Show every line containing "Francisco" by copying it.

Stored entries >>
● ● ●
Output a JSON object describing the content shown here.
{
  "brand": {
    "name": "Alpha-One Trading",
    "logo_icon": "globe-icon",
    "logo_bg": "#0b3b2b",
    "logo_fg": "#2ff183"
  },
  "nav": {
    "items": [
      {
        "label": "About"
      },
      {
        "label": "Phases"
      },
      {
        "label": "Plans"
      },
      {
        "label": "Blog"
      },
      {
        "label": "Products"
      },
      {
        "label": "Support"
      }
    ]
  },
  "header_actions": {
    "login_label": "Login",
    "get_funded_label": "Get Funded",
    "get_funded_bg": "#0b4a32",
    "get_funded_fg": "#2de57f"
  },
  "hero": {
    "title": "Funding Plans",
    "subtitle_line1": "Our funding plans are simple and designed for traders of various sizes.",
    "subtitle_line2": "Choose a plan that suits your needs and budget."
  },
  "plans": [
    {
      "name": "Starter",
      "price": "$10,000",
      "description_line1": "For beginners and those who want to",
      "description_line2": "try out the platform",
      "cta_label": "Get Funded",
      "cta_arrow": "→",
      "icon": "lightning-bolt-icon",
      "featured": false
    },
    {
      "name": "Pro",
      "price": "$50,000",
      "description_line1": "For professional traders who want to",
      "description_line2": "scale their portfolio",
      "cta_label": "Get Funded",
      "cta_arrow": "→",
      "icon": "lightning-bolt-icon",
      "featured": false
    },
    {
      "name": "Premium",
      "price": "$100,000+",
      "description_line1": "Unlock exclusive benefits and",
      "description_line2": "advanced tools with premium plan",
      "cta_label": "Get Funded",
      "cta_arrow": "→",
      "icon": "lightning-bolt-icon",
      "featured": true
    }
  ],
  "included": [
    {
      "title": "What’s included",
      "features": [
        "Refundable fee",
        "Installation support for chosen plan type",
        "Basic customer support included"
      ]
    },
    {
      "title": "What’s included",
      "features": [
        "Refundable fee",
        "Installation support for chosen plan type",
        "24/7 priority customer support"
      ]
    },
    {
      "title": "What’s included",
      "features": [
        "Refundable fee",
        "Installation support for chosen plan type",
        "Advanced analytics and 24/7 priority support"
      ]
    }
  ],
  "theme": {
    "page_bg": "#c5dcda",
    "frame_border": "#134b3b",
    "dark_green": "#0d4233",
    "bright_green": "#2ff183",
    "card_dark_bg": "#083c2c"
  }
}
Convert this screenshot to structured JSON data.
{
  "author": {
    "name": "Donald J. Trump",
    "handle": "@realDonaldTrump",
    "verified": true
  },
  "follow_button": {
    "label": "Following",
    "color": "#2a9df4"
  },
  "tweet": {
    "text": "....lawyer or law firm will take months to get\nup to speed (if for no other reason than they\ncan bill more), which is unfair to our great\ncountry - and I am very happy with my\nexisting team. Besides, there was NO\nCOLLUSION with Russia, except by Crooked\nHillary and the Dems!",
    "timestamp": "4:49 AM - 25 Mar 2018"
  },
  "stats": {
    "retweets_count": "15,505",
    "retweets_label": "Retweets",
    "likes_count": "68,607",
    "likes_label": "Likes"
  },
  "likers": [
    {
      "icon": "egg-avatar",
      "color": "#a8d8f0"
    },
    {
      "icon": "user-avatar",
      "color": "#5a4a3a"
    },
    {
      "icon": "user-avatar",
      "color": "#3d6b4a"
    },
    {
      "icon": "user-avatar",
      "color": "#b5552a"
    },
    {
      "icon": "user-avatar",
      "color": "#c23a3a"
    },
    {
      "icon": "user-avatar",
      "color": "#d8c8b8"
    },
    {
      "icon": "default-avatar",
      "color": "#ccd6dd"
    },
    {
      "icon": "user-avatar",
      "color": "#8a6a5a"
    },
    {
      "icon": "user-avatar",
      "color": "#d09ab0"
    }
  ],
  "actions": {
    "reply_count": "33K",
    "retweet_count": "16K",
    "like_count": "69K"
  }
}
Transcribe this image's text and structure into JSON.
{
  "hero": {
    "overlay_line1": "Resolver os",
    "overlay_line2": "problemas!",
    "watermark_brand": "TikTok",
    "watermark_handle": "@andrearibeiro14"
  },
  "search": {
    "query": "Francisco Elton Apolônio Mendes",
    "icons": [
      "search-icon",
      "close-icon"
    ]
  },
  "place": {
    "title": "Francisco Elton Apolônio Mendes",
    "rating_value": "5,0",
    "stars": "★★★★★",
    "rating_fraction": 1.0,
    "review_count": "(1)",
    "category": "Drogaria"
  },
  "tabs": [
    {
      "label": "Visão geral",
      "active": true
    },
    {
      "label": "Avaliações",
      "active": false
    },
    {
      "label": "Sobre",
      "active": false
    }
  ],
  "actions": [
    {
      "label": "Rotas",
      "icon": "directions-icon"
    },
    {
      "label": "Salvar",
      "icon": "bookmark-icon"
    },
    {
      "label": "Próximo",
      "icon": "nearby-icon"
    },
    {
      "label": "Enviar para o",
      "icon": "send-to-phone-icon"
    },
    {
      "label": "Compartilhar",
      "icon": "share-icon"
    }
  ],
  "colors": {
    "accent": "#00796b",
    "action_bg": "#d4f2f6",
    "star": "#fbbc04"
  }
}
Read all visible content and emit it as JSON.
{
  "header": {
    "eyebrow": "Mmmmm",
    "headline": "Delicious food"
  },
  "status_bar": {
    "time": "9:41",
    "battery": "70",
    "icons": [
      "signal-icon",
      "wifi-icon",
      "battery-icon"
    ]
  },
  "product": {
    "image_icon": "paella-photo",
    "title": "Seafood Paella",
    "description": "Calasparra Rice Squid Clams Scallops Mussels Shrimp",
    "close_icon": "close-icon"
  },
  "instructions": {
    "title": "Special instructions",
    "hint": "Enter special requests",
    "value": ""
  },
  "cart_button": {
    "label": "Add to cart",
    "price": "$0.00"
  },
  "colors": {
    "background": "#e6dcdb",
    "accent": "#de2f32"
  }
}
● ● ●
Exercise answer >>
    "query": "Francisco Elton Apolônio Mendes",
    "title": "Francisco Elton Apolônio Mendes",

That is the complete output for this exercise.